Return the entries below verbatim. Pictures stay out.

┄┄┄┄┄┄┄┄┄┄┄┄┄┄┄┄┄┄┄┄

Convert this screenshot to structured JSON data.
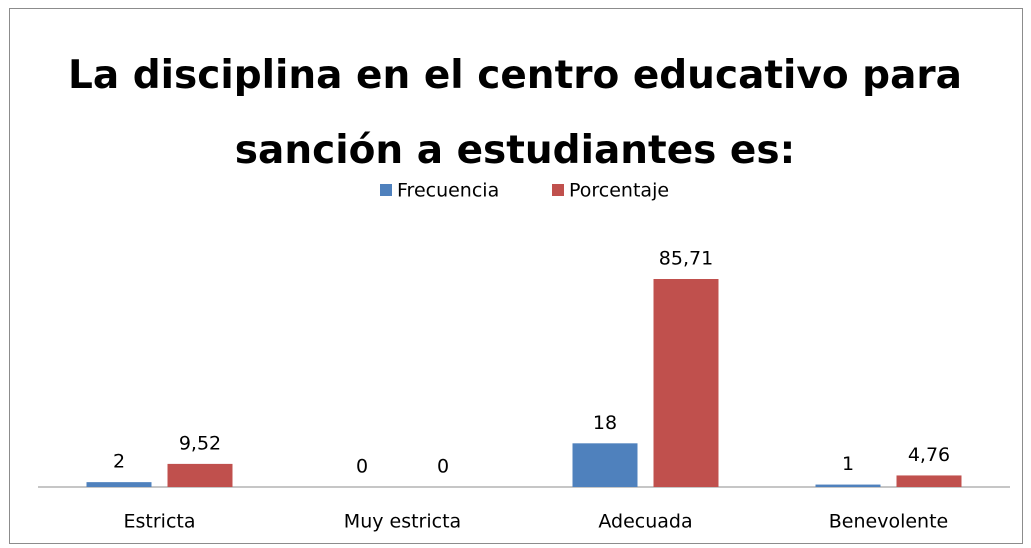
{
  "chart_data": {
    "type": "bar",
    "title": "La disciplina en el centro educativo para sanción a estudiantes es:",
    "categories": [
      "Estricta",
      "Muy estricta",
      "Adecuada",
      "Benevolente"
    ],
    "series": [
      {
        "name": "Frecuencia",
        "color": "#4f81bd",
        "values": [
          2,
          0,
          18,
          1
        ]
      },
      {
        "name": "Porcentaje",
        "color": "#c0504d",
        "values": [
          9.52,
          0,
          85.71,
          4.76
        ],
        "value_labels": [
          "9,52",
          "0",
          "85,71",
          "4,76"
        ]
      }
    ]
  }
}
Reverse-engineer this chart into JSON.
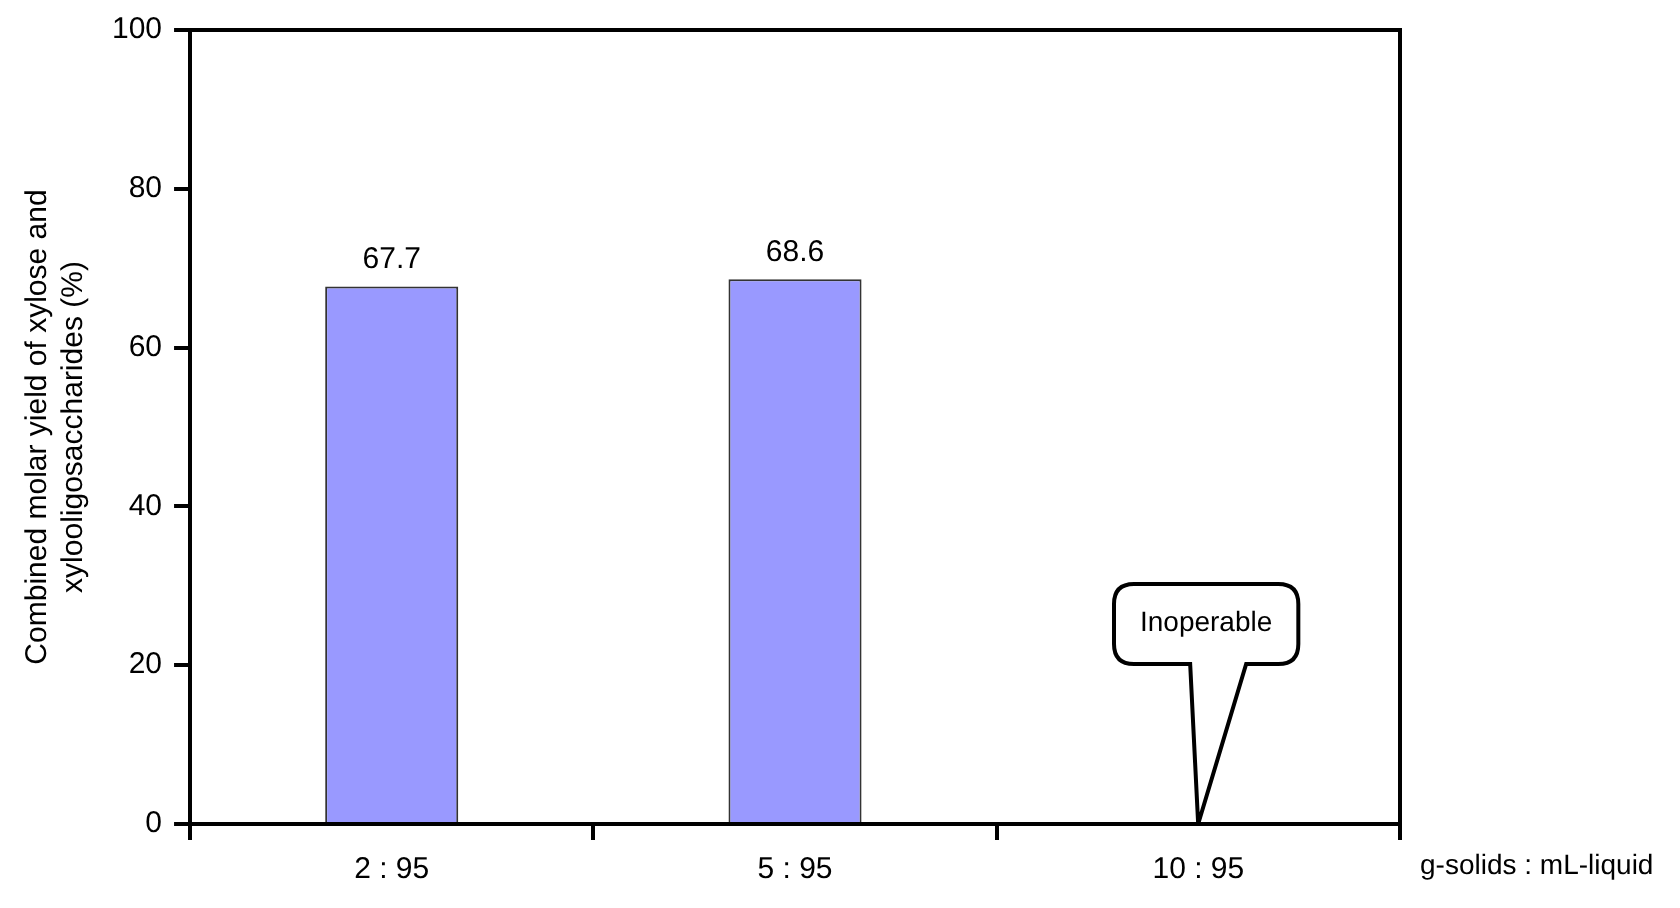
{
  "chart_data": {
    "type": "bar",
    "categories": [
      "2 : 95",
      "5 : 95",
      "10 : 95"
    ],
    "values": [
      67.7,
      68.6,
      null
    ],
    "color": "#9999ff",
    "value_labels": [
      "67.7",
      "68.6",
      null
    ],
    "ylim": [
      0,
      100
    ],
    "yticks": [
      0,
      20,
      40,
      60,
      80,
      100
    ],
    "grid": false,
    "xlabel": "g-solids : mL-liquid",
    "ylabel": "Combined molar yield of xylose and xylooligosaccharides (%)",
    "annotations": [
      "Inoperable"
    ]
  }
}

┄┄┄┄┄┄┄┄┄┄┄┄┄┄┄┄┄┄┄┄

## [Solution to the exercise]
Convert this screenshot to structured JSON data.
{
  "chart_data": {
    "type": "bar",
    "title": "La disciplina en el centro educativo para sanción a estudiantes es:",
    "categories": [
      "Estricta",
      "Muy estricta",
      "Adecuada",
      "Benevolente"
    ],
    "series": [
      {
        "name": "Frecuencia",
        "color": "#4f81bd",
        "values": [
          2,
          0,
          18,
          1
        ]
      },
      {
        "name": "Porcentaje",
        "color": "#c0504d",
        "values": [
          9.52,
          0,
          85.71,
          4.76
        ],
        "value_labels": [
          "9,52",
          "0",
          "85,71",
          "4,76"
        ]
      }
    ]
  }
}
Reverse-engineer this chart into JSON.
{
  "chart_data": {
    "type": "bar",
    "categories": [
      "2 : 95",
      "5 : 95",
      "10 : 95"
    ],
    "values": [
      67.7,
      68.6,
      null
    ],
    "color": "#9999ff",
    "value_labels": [
      "67.7",
      "68.6",
      null
    ],
    "ylim": [
      0,
      100
    ],
    "yticks": [
      0,
      20,
      40,
      60,
      80,
      100
    ],
    "grid": false,
    "xlabel": "g-solids : mL-liquid",
    "ylabel": "Combined molar yield of xylose and xylooligosaccharides (%)",
    "annotations": [
      "Inoperable"
    ]
  }
}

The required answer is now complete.